# Source extract:

*** Begin section ***

And you know for budget headphones – you don’t expect much in the way of additional features, but SoundCore gives you some excellent extras. And it’s not very straightforward either. For example – you’d expect that the highest model here has all the features, right? Well – pretty much true, except in one case – the wear sensor to play or pause your music. That’s only on the middle model here – the Q35. The Life Q30 and Q35 also have an NFC pairing feature that you can use with Android. Oh – and the included audio cable for the Life Q35 also has an in line remote.Luckily all three feature multipoint – which is fantastic to see, but only the Space Q45 lets you actually see and interact with the device list in the app.

*** End section ***

# Information supplied:
*** Begin section ***

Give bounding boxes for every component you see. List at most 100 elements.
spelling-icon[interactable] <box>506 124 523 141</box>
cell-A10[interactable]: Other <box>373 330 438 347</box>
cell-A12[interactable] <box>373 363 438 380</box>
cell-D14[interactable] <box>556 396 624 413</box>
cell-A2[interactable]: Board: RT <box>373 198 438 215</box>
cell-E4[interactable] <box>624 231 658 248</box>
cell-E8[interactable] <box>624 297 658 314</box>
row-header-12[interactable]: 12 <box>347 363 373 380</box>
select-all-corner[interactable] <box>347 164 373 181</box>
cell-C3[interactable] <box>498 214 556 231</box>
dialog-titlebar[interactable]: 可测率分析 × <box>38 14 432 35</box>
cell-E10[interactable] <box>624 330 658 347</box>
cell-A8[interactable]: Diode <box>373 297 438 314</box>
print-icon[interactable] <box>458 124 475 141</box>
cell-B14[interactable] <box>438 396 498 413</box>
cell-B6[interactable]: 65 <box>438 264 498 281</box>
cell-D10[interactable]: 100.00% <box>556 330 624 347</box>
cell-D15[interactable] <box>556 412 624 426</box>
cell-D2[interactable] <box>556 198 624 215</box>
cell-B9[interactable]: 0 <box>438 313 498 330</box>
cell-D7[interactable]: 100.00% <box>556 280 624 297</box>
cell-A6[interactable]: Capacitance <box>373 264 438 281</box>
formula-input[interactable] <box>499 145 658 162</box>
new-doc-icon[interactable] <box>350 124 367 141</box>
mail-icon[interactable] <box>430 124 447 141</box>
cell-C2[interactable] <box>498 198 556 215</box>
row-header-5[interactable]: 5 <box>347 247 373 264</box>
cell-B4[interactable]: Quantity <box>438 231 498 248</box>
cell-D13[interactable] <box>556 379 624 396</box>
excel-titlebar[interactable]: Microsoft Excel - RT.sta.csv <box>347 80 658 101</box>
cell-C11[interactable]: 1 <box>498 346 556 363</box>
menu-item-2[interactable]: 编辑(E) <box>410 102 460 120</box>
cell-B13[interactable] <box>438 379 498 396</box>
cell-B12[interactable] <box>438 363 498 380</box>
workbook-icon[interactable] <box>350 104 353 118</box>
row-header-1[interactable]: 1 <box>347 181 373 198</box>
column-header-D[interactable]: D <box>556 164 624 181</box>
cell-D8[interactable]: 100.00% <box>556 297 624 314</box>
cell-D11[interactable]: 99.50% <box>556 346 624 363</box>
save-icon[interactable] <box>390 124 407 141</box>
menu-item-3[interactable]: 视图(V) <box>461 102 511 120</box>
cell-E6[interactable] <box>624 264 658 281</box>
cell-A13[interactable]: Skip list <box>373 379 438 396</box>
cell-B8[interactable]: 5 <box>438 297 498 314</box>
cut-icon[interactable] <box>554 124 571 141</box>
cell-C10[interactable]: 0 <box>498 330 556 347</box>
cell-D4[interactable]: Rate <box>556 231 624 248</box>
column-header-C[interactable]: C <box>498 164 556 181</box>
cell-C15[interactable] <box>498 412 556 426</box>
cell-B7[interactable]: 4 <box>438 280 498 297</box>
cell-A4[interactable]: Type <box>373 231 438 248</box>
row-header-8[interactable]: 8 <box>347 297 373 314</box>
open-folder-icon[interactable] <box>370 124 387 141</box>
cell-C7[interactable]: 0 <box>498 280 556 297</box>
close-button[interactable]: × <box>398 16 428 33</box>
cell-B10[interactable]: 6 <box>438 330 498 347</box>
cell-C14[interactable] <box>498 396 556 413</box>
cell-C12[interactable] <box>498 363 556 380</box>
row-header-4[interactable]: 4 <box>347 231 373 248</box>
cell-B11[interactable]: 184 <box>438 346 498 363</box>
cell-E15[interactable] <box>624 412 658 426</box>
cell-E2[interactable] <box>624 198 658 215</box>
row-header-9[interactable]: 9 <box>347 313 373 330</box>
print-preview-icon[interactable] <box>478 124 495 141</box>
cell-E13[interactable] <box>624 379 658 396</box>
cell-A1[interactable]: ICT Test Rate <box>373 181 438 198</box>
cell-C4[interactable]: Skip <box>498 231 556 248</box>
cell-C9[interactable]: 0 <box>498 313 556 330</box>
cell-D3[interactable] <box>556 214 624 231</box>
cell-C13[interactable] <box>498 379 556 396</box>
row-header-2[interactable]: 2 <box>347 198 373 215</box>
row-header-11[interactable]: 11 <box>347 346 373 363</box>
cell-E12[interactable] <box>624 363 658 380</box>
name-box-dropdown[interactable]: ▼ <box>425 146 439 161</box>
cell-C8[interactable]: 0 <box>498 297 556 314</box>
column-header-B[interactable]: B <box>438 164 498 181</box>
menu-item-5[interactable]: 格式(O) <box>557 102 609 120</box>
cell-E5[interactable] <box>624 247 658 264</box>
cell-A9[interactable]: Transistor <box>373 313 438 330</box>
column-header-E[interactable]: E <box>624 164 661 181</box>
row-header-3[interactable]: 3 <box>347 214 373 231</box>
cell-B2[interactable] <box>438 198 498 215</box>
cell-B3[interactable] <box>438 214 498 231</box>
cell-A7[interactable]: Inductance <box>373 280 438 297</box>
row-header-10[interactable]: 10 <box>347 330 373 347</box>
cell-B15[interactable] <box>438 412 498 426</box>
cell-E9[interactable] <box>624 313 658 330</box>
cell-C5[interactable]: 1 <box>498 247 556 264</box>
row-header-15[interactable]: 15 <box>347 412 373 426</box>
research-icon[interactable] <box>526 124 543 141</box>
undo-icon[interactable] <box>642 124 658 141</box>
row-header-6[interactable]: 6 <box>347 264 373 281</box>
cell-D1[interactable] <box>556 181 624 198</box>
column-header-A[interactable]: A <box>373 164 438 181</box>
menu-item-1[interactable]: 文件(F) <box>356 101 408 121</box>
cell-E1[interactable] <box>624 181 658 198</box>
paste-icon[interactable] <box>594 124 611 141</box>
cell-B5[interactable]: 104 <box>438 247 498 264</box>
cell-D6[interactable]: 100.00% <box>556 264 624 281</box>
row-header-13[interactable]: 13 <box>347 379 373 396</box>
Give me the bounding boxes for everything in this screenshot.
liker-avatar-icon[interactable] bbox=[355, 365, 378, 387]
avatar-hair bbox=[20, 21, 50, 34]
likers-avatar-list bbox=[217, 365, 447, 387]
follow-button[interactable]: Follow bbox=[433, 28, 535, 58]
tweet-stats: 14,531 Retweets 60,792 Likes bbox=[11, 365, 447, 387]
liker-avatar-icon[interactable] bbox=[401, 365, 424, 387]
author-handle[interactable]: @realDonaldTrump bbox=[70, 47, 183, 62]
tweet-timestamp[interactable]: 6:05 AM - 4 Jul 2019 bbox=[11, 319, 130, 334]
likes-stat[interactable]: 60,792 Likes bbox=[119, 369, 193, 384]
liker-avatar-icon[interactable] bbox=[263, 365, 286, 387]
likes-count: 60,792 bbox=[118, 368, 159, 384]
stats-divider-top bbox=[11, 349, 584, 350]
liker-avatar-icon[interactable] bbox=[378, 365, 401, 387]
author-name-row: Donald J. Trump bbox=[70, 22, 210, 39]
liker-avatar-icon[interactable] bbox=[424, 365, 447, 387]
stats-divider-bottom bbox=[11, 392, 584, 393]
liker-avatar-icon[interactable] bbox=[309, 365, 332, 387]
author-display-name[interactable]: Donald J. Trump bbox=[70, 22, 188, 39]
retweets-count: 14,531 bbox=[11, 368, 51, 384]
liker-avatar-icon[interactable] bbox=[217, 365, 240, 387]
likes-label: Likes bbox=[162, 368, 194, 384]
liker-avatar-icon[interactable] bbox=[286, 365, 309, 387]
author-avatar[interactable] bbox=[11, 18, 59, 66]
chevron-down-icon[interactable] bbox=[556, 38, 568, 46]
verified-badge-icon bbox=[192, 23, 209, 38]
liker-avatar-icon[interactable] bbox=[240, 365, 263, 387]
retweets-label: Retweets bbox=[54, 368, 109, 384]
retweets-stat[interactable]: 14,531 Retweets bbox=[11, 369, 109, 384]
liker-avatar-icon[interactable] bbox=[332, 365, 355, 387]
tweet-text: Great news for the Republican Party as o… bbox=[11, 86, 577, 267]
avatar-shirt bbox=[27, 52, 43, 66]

*** End section ***

# Work order:
From the SoundCore headphone text, reproduce word for word the passage starting at "And you know" and ending at "in the app.".

# Result below:
And you know for budget headphones – you don’t expect much in the way of additional features, but SoundCore gives you some excellent extras. And it’s not very straightforward either. For example – you’d expect that the highest model here has all the features, right? Well – pretty much true, except in one case – the wear sensor to play or pause your music. That’s only on the middle model here – the Q35. The Life Q30 and Q35 also have an NFC pairing feature that you can use with Android. Oh – and the included audio cable for the Life Q35 also has an in line remote.Luckily all three feature multipoint – which is fantastic to see, but only the Space Q45 lets you actually see and interact with the device list in the app.